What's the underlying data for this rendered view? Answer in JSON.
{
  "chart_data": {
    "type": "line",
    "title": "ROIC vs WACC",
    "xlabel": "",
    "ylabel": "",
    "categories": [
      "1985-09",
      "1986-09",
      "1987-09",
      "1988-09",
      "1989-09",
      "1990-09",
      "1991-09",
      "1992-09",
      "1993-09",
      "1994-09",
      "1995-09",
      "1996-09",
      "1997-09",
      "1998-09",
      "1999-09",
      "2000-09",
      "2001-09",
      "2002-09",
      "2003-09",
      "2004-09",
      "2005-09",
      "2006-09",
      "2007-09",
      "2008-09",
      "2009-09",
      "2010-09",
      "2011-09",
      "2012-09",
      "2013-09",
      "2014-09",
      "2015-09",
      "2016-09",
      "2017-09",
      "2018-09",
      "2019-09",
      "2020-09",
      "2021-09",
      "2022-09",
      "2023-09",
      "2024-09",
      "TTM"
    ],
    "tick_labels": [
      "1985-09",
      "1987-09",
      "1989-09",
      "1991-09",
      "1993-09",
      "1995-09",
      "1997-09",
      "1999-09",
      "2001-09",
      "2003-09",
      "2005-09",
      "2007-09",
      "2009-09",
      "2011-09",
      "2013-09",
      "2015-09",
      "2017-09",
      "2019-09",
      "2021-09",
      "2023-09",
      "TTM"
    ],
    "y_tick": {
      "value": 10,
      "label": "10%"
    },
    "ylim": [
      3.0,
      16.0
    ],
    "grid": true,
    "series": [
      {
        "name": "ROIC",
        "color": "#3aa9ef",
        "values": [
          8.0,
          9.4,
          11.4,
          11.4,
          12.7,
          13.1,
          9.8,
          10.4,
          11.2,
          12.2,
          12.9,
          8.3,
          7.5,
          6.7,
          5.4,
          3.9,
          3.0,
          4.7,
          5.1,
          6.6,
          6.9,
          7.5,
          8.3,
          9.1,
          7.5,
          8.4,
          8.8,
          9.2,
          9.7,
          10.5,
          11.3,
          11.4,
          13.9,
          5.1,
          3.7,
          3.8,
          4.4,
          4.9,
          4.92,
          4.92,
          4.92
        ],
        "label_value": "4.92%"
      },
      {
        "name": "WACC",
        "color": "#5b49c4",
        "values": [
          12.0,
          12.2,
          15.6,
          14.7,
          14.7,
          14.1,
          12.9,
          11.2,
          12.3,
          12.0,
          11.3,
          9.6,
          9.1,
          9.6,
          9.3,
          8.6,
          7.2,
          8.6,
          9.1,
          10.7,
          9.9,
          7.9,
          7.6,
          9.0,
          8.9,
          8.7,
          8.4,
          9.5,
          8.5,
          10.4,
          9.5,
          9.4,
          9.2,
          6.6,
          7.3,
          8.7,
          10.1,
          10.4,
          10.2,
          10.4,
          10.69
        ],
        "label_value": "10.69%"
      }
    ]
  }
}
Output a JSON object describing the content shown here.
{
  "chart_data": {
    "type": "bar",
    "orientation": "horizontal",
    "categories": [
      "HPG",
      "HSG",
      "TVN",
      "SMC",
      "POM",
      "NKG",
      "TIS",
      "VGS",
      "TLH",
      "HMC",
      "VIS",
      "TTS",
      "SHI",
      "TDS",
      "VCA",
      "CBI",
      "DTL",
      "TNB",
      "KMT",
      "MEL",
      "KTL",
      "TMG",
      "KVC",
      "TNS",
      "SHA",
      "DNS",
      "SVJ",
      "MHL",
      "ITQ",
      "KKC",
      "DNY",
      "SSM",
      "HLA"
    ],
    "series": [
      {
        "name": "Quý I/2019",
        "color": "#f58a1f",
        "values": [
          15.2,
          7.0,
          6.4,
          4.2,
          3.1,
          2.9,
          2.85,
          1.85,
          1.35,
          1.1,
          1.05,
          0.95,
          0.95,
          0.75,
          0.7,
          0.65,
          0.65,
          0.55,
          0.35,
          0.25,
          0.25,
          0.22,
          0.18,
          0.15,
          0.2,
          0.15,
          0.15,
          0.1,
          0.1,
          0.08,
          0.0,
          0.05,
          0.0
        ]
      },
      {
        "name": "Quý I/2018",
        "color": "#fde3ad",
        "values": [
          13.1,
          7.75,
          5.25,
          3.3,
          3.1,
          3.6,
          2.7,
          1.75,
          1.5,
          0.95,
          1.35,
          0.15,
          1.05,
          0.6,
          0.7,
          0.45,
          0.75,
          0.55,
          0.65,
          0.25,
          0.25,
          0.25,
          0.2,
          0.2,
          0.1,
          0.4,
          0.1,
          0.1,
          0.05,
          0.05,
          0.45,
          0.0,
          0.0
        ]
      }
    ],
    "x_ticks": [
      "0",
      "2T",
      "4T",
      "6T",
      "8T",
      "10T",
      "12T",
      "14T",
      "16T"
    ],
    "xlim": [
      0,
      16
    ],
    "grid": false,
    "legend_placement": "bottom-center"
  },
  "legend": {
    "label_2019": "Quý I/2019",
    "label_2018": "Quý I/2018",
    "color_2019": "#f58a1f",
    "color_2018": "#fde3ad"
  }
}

____

● **SHORT EXERCISE**
Please quote the records above exactly, without skipping a line.

● **FINAL ANSWER**
What's the underlying data for this rendered view? Answer in JSON.
{
  "chart_data": {
    "type": "line",
    "title": "ROIC vs WACC",
    "xlabel": "",
    "ylabel": "",
    "categories": [
      "1985-09",
      "1986-09",
      "1987-09",
      "1988-09",
      "1989-09",
      "1990-09",
      "1991-09",
      "1992-09",
      "1993-09",
      "1994-09",
      "1995-09",
      "1996-09",
      "1997-09",
      "1998-09",
      "1999-09",
      "2000-09",
      "2001-09",
      "2002-09",
      "2003-09",
      "2004-09",
      "2005-09",
      "2006-09",
      "2007-09",
      "2008-09",
      "2009-09",
      "2010-09",
      "2011-09",
      "2012-09",
      "2013-09",
      "2014-09",
      "2015-09",
      "2016-09",
      "2017-09",
      "2018-09",
      "2019-09",
      "2020-09",
      "2021-09",
      "2022-09",
      "2023-09",
      "2024-09",
      "TTM"
    ],
    "tick_labels": [
      "1985-09",
      "1987-09",
      "1989-09",
      "1991-09",
      "1993-09",
      "1995-09",
      "1997-09",
      "1999-09",
      "2001-09",
      "2003-09",
      "2005-09",
      "2007-09",
      "2009-09",
      "2011-09",
      "2013-09",
      "2015-09",
      "2017-09",
      "2019-09",
      "2021-09",
      "2023-09",
      "TTM"
    ],
    "y_tick": {
      "value": 10,
      "label": "10%"
    },
    "ylim": [
      3.0,
      16.0
    ],
    "grid": true,
    "series": [
      {
        "name": "ROIC",
        "color": "#3aa9ef",
        "values": [
          8.0,
          9.4,
          11.4,
          11.4,
          12.7,
          13.1,
          9.8,
          10.4,
          11.2,
          12.2,
          12.9,
          8.3,
          7.5,
          6.7,
          5.4,
          3.9,
          3.0,
          4.7,
          5.1,
          6.6,
          6.9,
          7.5,
          8.3,
          9.1,
          7.5,
          8.4,
          8.8,
          9.2,
          9.7,
          10.5,
          11.3,
          11.4,
          13.9,
          5.1,
          3.7,
          3.8,
          4.4,
          4.9,
          4.92,
          4.92,
          4.92
        ],
        "label_value": "4.92%"
      },
      {
        "name": "WACC",
        "color": "#5b49c4",
        "values": [
          12.0,
          12.2,
          15.6,
          14.7,
          14.7,
          14.1,
          12.9,
          11.2,
          12.3,
          12.0,
          11.3,
          9.6,
          9.1,
          9.6,
          9.3,
          8.6,
          7.2,
          8.6,
          9.1,
          10.7,
          9.9,
          7.9,
          7.6,
          9.0,
          8.9,
          8.7,
          8.4,
          9.5,
          8.5,
          10.4,
          9.5,
          9.4,
          9.2,
          6.6,
          7.3,
          8.7,
          10.1,
          10.4,
          10.2,
          10.4,
          10.69
        ],
        "label_value": "10.69%"
      }
    ]
  }
}
Output a JSON object describing the content shown here.
{
  "chart_data": {
    "type": "bar",
    "orientation": "horizontal",
    "categories": [
      "HPG",
      "HSG",
      "TVN",
      "SMC",
      "POM",
      "NKG",
      "TIS",
      "VGS",
      "TLH",
      "HMC",
      "VIS",
      "TTS",
      "SHI",
      "TDS",
      "VCA",
      "CBI",
      "DTL",
      "TNB",
      "KMT",
      "MEL",
      "KTL",
      "TMG",
      "KVC",
      "TNS",
      "SHA",
      "DNS",
      "SVJ",
      "MHL",
      "ITQ",
      "KKC",
      "DNY",
      "SSM",
      "HLA"
    ],
    "series": [
      {
        "name": "Quý I/2019",
        "color": "#f58a1f",
        "values": [
          15.2,
          7.0,
          6.4,
          4.2,
          3.1,
          2.9,
          2.85,
          1.85,
          1.35,
          1.1,
          1.05,
          0.95,
          0.95,
          0.75,
          0.7,
          0.65,
          0.65,
          0.55,
          0.35,
          0.25,
          0.25,
          0.22,
          0.18,
          0.15,
          0.2,
          0.15,
          0.15,
          0.1,
          0.1,
          0.08,
          0.0,
          0.05,
          0.0
        ]
      },
      {
        "name": "Quý I/2018",
        "color": "#fde3ad",
        "values": [
          13.1,
          7.75,
          5.25,
          3.3,
          3.1,
          3.6,
          2.7,
          1.75,
          1.5,
          0.95,
          1.35,
          0.15,
          1.05,
          0.6,
          0.7,
          0.45,
          0.75,
          0.55,
          0.65,
          0.25,
          0.25,
          0.25,
          0.2,
          0.2,
          0.1,
          0.4,
          0.1,
          0.1,
          0.05,
          0.05,
          0.45,
          0.0,
          0.0
        ]
      }
    ],
    "x_ticks": [
      "0",
      "2T",
      "4T",
      "6T",
      "8T",
      "10T",
      "12T",
      "14T",
      "16T"
    ],
    "xlim": [
      0,
      16
    ],
    "grid": false,
    "legend_placement": "bottom-center"
  },
  "legend": {
    "label_2019": "Quý I/2019",
    "label_2018": "Quý I/2018",
    "color_2019": "#f58a1f",
    "color_2018": "#fde3ad"
  }
}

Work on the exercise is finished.